Directions:
Look through the listing below and give the number of lines that hold "increased". Say nothing more.

Exercise input:
---

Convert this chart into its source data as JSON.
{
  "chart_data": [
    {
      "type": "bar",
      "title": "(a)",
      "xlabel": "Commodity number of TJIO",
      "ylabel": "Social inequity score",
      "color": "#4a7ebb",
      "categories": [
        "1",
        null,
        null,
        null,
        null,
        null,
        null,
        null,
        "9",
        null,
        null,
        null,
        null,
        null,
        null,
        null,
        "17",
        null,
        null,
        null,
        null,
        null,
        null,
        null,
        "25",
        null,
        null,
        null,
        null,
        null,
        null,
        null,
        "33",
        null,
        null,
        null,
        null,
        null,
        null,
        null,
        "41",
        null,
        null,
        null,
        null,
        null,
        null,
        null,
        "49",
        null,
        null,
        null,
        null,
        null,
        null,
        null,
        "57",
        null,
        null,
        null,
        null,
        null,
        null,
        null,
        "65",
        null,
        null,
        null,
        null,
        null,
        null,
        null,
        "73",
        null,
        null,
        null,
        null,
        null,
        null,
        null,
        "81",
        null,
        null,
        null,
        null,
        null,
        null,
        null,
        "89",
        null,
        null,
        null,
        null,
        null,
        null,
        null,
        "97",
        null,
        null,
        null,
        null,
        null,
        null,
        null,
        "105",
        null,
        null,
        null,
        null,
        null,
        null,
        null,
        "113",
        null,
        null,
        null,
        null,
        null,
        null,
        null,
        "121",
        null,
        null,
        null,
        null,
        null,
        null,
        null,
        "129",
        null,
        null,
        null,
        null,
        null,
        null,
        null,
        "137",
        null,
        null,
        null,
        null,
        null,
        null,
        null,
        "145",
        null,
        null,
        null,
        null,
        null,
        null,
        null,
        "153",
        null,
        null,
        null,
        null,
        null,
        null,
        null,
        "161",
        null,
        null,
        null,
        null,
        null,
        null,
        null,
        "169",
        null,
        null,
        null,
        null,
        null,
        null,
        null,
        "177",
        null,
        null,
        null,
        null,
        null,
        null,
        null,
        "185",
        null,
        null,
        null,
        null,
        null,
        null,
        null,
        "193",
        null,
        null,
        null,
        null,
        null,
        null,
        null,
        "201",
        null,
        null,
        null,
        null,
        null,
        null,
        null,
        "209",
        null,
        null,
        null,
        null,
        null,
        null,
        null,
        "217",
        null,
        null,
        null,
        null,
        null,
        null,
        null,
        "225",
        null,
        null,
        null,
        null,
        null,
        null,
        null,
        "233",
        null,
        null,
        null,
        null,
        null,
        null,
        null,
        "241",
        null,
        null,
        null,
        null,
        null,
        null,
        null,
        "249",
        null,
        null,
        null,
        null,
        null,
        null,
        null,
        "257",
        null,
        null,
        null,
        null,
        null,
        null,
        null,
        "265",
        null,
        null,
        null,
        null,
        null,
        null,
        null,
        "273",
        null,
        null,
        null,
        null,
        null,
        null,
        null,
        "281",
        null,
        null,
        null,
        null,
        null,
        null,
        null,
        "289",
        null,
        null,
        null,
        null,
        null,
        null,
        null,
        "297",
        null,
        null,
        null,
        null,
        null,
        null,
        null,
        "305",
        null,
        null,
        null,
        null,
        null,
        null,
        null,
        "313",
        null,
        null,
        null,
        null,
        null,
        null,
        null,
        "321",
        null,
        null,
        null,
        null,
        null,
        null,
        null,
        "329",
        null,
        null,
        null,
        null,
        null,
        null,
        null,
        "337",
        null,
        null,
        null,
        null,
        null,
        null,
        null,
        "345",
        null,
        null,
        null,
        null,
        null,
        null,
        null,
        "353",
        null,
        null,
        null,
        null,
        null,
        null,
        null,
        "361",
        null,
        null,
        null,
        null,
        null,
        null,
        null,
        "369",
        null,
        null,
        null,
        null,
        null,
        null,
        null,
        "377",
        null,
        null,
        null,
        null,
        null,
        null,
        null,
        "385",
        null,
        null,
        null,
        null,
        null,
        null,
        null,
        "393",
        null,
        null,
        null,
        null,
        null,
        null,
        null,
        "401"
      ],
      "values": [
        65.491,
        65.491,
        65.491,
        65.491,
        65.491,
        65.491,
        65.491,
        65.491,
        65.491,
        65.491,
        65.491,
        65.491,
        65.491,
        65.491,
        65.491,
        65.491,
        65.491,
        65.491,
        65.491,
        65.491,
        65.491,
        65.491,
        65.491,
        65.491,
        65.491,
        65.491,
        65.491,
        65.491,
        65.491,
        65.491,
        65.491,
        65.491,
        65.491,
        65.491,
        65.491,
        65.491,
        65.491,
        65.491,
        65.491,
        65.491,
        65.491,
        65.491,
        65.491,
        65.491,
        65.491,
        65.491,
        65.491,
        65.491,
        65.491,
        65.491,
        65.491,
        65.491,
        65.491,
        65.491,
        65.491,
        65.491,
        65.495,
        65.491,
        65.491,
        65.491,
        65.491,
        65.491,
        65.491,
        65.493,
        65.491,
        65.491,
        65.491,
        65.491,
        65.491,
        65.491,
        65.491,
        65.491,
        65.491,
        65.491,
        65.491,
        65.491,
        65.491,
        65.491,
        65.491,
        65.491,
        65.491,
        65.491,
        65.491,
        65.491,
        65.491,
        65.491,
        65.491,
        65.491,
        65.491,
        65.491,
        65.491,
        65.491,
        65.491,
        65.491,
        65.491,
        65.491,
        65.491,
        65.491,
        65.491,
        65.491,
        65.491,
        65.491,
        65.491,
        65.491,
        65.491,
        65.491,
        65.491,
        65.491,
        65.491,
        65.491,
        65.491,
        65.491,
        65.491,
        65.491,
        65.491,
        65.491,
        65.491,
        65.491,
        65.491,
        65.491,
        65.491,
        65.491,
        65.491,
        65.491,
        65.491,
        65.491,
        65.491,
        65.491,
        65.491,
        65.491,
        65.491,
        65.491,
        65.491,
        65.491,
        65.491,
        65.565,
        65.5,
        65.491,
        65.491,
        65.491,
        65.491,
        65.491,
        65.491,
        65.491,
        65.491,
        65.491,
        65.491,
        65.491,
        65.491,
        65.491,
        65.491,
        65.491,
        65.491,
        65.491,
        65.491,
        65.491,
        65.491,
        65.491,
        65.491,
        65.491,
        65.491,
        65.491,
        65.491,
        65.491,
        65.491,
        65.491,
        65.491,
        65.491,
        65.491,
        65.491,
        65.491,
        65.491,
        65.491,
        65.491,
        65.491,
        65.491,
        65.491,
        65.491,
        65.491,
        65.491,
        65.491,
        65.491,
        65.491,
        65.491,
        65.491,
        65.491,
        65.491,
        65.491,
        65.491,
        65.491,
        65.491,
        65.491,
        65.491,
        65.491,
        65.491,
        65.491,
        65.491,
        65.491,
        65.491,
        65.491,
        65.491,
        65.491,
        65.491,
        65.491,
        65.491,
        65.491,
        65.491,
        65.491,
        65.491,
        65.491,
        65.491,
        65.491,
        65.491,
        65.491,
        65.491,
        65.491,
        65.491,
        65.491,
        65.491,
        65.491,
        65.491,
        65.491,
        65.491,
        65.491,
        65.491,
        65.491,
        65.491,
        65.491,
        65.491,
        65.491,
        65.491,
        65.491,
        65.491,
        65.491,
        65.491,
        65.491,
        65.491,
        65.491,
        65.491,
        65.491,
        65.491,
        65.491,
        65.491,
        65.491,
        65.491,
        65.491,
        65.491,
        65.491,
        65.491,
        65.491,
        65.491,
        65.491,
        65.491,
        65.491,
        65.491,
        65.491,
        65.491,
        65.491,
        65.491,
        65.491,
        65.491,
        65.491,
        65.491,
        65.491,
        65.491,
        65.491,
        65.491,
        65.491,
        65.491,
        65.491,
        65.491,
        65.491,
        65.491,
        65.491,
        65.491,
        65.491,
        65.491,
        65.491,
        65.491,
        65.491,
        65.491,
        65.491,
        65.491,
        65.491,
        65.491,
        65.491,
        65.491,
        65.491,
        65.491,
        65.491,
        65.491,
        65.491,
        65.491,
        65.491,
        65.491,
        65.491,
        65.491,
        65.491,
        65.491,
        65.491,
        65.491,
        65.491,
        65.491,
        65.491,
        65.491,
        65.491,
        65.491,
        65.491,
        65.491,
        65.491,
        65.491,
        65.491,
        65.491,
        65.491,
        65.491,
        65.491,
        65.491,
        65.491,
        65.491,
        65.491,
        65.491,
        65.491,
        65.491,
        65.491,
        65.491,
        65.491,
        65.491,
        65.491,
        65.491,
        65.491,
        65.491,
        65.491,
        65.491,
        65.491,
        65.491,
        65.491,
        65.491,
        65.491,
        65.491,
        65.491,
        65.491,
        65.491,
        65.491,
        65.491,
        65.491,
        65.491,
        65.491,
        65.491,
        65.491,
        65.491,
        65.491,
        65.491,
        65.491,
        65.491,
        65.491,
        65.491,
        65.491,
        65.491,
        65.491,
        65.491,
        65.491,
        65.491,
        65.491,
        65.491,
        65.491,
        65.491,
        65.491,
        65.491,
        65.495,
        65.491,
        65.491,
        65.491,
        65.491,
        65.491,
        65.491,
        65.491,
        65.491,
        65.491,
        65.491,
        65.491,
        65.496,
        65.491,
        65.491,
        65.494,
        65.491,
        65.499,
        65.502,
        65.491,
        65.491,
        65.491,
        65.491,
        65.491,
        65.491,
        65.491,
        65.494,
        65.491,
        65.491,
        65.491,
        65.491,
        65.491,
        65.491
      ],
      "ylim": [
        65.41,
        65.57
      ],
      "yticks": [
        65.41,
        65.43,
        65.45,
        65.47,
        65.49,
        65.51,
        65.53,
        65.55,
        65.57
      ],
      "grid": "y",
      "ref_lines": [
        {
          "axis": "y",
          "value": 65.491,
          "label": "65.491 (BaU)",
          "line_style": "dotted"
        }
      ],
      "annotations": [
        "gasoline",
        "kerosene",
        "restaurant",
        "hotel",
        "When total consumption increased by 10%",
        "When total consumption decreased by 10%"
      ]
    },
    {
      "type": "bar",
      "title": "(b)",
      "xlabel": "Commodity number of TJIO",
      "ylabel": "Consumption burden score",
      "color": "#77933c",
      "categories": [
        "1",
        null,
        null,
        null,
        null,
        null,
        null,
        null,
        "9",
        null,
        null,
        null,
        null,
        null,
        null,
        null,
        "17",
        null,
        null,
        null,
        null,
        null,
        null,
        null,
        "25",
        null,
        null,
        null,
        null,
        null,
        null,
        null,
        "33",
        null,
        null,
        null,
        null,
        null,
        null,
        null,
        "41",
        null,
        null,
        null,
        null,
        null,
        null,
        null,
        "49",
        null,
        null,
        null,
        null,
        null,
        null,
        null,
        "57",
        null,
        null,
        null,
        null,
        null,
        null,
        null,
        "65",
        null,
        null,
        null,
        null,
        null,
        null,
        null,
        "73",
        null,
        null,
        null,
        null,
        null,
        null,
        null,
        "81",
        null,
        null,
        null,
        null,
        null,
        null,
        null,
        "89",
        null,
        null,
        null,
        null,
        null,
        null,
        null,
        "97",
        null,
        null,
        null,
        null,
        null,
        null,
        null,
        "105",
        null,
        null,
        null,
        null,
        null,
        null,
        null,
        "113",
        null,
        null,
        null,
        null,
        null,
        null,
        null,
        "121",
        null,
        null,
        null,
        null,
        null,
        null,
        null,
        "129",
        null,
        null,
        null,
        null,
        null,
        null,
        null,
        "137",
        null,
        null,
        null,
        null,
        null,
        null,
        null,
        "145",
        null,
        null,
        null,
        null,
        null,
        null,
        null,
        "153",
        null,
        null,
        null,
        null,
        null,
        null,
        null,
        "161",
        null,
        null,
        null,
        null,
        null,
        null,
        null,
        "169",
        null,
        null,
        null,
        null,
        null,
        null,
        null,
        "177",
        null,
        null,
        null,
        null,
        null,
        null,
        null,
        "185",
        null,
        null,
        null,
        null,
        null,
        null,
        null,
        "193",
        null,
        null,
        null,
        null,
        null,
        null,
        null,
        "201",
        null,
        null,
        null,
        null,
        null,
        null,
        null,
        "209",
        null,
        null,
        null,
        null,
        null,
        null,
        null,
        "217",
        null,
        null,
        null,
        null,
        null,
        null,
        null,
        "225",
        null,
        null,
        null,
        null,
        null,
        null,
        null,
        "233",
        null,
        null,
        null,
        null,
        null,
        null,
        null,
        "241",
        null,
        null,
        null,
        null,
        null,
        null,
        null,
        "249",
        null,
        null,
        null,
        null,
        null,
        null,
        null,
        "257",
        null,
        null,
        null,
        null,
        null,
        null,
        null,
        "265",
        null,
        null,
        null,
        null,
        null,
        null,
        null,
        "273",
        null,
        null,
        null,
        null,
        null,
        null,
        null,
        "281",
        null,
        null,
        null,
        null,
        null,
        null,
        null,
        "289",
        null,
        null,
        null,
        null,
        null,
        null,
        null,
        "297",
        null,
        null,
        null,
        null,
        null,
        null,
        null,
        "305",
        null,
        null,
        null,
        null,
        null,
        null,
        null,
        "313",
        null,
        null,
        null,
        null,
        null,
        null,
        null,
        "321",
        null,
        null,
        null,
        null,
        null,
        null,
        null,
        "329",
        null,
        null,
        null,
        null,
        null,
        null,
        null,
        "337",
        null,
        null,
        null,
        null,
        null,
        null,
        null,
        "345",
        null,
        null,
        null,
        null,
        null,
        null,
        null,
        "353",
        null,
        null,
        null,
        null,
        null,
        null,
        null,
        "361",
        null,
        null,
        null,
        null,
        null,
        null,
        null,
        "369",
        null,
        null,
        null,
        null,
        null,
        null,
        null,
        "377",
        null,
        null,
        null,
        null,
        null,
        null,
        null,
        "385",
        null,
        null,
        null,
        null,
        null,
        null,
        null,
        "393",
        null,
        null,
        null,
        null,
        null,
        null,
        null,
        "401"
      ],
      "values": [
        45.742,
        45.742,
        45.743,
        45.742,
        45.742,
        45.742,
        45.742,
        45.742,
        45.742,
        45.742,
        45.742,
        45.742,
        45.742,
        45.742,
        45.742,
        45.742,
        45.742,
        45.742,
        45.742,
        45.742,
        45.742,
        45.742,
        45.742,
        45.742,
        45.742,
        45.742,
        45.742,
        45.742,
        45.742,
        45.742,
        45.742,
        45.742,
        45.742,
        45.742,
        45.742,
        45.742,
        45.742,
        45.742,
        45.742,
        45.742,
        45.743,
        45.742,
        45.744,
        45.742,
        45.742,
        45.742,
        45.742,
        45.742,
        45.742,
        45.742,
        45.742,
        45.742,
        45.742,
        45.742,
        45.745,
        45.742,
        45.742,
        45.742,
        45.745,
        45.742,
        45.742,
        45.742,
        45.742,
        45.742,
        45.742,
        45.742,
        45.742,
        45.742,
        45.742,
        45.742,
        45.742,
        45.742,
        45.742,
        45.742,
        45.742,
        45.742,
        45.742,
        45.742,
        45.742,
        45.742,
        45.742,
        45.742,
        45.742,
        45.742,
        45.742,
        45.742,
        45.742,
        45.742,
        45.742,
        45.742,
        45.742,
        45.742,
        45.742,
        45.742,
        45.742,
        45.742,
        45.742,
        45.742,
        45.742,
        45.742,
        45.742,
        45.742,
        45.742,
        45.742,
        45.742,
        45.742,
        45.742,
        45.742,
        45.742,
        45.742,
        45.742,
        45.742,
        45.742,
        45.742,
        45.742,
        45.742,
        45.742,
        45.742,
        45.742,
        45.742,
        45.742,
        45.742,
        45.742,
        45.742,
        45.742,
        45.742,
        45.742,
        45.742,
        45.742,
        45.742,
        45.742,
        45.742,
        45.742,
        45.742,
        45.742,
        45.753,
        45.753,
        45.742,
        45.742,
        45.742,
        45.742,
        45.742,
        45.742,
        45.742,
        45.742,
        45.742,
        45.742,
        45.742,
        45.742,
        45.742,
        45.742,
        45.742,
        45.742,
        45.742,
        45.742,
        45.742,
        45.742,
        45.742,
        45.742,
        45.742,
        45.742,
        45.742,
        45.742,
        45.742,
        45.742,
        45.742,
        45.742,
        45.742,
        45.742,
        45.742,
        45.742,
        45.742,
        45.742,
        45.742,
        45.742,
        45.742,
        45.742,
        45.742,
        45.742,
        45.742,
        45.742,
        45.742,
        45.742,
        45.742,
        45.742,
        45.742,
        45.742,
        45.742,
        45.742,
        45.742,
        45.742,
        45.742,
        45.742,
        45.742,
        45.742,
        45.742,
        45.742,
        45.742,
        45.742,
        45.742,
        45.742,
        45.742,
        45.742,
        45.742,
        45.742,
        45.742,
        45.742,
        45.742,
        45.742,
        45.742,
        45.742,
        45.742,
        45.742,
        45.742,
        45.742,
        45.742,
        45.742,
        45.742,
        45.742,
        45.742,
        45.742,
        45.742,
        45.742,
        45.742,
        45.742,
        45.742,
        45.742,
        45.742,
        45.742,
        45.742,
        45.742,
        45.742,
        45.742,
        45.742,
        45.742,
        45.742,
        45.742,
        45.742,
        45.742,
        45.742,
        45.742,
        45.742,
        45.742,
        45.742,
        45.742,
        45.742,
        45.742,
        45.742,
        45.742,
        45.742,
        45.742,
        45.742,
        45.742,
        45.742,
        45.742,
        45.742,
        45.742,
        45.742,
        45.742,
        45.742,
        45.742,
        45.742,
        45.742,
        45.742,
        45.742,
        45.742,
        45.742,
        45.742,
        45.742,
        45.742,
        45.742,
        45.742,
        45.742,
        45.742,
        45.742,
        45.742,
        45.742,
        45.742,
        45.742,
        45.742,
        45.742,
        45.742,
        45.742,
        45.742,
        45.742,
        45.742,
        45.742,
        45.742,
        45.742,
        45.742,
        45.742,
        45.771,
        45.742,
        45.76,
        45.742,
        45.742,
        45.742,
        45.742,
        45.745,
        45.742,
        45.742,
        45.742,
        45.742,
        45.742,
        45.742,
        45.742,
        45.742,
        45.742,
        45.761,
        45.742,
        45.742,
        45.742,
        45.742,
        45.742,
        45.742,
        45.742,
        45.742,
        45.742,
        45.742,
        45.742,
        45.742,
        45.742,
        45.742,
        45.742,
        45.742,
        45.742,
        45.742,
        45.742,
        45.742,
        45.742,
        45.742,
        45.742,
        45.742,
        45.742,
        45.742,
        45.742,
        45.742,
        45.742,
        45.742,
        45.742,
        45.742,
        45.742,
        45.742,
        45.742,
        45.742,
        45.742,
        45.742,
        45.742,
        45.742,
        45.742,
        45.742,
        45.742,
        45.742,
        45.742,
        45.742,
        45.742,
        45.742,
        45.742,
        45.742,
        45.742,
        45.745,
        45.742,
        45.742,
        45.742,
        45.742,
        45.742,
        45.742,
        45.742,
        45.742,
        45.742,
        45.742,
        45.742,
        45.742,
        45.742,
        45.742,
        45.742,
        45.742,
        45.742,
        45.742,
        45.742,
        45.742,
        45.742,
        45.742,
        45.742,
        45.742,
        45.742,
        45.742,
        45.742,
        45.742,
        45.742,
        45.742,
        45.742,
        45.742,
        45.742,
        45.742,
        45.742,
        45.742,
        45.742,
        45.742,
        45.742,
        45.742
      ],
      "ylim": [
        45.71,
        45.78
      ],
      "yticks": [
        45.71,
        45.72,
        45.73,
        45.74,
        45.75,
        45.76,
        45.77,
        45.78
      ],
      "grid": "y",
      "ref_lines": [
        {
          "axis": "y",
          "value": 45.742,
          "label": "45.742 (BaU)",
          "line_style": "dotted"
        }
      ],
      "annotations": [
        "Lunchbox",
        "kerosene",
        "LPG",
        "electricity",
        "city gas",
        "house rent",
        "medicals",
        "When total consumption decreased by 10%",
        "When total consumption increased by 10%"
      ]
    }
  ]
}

---

Task result:
2